• Data to use:
-*-*-

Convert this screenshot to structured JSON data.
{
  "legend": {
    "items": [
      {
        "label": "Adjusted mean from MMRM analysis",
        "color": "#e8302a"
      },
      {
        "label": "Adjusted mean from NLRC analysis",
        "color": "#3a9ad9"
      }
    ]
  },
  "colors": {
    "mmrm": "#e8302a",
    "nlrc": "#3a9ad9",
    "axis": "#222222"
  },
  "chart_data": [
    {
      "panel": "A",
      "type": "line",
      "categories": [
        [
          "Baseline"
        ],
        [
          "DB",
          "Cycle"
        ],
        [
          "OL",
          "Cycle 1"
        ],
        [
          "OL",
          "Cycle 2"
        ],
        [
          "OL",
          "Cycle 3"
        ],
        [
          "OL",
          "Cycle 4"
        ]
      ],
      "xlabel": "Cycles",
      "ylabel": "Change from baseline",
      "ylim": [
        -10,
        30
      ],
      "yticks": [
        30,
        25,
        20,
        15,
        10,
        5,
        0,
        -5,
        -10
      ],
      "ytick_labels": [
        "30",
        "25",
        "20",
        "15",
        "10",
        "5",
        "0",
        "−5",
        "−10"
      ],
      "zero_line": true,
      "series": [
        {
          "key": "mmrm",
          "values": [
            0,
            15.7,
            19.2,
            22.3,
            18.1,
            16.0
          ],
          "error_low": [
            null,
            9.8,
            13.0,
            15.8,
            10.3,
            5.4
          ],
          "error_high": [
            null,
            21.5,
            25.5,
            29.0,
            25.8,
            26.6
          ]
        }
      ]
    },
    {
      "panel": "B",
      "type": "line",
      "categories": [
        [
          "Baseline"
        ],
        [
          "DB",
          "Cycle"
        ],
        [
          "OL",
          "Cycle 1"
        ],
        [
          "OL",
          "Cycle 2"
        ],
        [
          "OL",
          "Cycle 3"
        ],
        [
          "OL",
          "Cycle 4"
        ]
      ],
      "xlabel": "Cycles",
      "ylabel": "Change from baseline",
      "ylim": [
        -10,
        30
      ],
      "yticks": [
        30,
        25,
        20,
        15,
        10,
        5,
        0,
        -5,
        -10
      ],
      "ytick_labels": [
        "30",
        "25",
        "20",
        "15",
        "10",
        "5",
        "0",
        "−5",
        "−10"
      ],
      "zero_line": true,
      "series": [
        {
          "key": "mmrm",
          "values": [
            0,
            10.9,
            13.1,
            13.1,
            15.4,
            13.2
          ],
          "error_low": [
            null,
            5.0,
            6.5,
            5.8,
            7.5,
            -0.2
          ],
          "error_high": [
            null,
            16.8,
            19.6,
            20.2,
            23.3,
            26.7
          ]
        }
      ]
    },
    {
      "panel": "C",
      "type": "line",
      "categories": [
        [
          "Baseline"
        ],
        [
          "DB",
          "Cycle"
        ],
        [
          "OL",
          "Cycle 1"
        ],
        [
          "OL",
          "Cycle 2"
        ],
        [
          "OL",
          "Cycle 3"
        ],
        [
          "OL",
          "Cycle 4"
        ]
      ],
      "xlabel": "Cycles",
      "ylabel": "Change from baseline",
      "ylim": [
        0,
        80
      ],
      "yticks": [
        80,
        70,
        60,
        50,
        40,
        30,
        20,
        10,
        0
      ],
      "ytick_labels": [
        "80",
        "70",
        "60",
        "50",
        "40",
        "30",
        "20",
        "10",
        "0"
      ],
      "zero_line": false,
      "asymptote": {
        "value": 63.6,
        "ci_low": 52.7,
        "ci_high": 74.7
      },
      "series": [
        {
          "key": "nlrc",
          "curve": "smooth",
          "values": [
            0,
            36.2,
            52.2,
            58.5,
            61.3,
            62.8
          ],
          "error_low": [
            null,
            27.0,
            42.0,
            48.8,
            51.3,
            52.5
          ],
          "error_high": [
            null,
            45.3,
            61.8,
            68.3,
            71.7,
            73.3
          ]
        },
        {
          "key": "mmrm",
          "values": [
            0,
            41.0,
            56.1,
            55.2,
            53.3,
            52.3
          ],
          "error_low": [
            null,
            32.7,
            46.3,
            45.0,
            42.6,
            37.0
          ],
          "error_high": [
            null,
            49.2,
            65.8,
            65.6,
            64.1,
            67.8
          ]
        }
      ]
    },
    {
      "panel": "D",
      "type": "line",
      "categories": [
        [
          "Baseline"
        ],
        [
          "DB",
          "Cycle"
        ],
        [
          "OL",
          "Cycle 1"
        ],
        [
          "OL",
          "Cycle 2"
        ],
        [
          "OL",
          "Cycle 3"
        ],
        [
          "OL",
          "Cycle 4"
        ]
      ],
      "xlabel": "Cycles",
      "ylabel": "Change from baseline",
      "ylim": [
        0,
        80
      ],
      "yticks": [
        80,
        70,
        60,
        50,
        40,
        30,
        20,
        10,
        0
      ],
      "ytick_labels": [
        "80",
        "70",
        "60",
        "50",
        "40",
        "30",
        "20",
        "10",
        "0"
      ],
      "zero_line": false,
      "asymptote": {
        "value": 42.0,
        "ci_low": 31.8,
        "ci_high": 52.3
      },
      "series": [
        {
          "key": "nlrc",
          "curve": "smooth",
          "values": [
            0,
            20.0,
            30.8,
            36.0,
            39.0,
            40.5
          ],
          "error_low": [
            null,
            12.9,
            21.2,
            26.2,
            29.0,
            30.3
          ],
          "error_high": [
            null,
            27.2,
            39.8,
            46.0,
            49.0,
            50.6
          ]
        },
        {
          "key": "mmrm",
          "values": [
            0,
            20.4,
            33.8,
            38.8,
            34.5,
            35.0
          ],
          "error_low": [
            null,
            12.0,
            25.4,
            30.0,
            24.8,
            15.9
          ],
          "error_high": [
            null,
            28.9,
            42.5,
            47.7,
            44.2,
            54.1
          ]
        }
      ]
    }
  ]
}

-*-*-

• What you have to do:
Print the listing above in full, exactly as it is.

• Exercise response:
Convert this screenshot to structured JSON data.
{
  "legend": {
    "items": [
      {
        "label": "Adjusted mean from MMRM analysis",
        "color": "#e8302a"
      },
      {
        "label": "Adjusted mean from NLRC analysis",
        "color": "#3a9ad9"
      }
    ]
  },
  "colors": {
    "mmrm": "#e8302a",
    "nlrc": "#3a9ad9",
    "axis": "#222222"
  },
  "chart_data": [
    {
      "panel": "A",
      "type": "line",
      "categories": [
        [
          "Baseline"
        ],
        [
          "DB",
          "Cycle"
        ],
        [
          "OL",
          "Cycle 1"
        ],
        [
          "OL",
          "Cycle 2"
        ],
        [
          "OL",
          "Cycle 3"
        ],
        [
          "OL",
          "Cycle 4"
        ]
      ],
      "xlabel": "Cycles",
      "ylabel": "Change from baseline",
      "ylim": [
        -10,
        30
      ],
      "yticks": [
        30,
        25,
        20,
        15,
        10,
        5,
        0,
        -5,
        -10
      ],
      "ytick_labels": [
        "30",
        "25",
        "20",
        "15",
        "10",
        "5",
        "0",
        "−5",
        "−10"
      ],
      "zero_line": true,
      "series": [
        {
          "key": "mmrm",
          "values": [
            0,
            15.7,
            19.2,
            22.3,
            18.1,
            16.0
          ],
          "error_low": [
            null,
            9.8,
            13.0,
            15.8,
            10.3,
            5.4
          ],
          "error_high": [
            null,
            21.5,
            25.5,
            29.0,
            25.8,
            26.6
          ]
        }
      ]
    },
    {
      "panel": "B",
      "type": "line",
      "categories": [
        [
          "Baseline"
        ],
        [
          "DB",
          "Cycle"
        ],
        [
          "OL",
          "Cycle 1"
        ],
        [
          "OL",
          "Cycle 2"
        ],
        [
          "OL",
          "Cycle 3"
        ],
        [
          "OL",
          "Cycle 4"
        ]
      ],
      "xlabel": "Cycles",
      "ylabel": "Change from baseline",
      "ylim": [
        -10,
        30
      ],
      "yticks": [
        30,
        25,
        20,
        15,
        10,
        5,
        0,
        -5,
        -10
      ],
      "ytick_labels": [
        "30",
        "25",
        "20",
        "15",
        "10",
        "5",
        "0",
        "−5",
        "−10"
      ],
      "zero_line": true,
      "series": [
        {
          "key": "mmrm",
          "values": [
            0,
            10.9,
            13.1,
            13.1,
            15.4,
            13.2
          ],
          "error_low": [
            null,
            5.0,
            6.5,
            5.8,
            7.5,
            -0.2
          ],
          "error_high": [
            null,
            16.8,
            19.6,
            20.2,
            23.3,
            26.7
          ]
        }
      ]
    },
    {
      "panel": "C",
      "type": "line",
      "categories": [
        [
          "Baseline"
        ],
        [
          "DB",
          "Cycle"
        ],
        [
          "OL",
          "Cycle 1"
        ],
        [
          "OL",
          "Cycle 2"
        ],
        [
          "OL",
          "Cycle 3"
        ],
        [
          "OL",
          "Cycle 4"
        ]
      ],
      "xlabel": "Cycles",
      "ylabel": "Change from baseline",
      "ylim": [
        0,
        80
      ],
      "yticks": [
        80,
        70,
        60,
        50,
        40,
        30,
        20,
        10,
        0
      ],
      "ytick_labels": [
        "80",
        "70",
        "60",
        "50",
        "40",
        "30",
        "20",
        "10",
        "0"
      ],
      "zero_line": false,
      "asymptote": {
        "value": 63.6,
        "ci_low": 52.7,
        "ci_high": 74.7
      },
      "series": [
        {
          "key": "nlrc",
          "curve": "smooth",
          "values": [
            0,
            36.2,
            52.2,
            58.5,
            61.3,
            62.8
          ],
          "error_low": [
            null,
            27.0,
            42.0,
            48.8,
            51.3,
            52.5
          ],
          "error_high": [
            null,
            45.3,
            61.8,
            68.3,
            71.7,
            73.3
          ]
        },
        {
          "key": "mmrm",
          "values": [
            0,
            41.0,
            56.1,
            55.2,
            53.3,
            52.3
          ],
          "error_low": [
            null,
            32.7,
            46.3,
            45.0,
            42.6,
            37.0
          ],
          "error_high": [
            null,
            49.2,
            65.8,
            65.6,
            64.1,
            67.8
          ]
        }
      ]
    },
    {
      "panel": "D",
      "type": "line",
      "categories": [
        [
          "Baseline"
        ],
        [
          "DB",
          "Cycle"
        ],
        [
          "OL",
          "Cycle 1"
        ],
        [
          "OL",
          "Cycle 2"
        ],
        [
          "OL",
          "Cycle 3"
        ],
        [
          "OL",
          "Cycle 4"
        ]
      ],
      "xlabel": "Cycles",
      "ylabel": "Change from baseline",
      "ylim": [
        0,
        80
      ],
      "yticks": [
        80,
        70,
        60,
        50,
        40,
        30,
        20,
        10,
        0
      ],
      "ytick_labels": [
        "80",
        "70",
        "60",
        "50",
        "40",
        "30",
        "20",
        "10",
        "0"
      ],
      "zero_line": false,
      "asymptote": {
        "value": 42.0,
        "ci_low": 31.8,
        "ci_high": 52.3
      },
      "series": [
        {
          "key": "nlrc",
          "curve": "smooth",
          "values": [
            0,
            20.0,
            30.8,
            36.0,
            39.0,
            40.5
          ],
          "error_low": [
            null,
            12.9,
            21.2,
            26.2,
            29.0,
            30.3
          ],
          "error_high": [
            null,
            27.2,
            39.8,
            46.0,
            49.0,
            50.6
          ]
        },
        {
          "key": "mmrm",
          "values": [
            0,
            20.4,
            33.8,
            38.8,
            34.5,
            35.0
          ],
          "error_low": [
            null,
            12.0,
            25.4,
            30.0,
            24.8,
            15.9
          ],
          "error_high": [
            null,
            28.9,
            42.5,
            47.7,
            44.2,
            54.1
          ]
        }
      ]
    }
  ]
}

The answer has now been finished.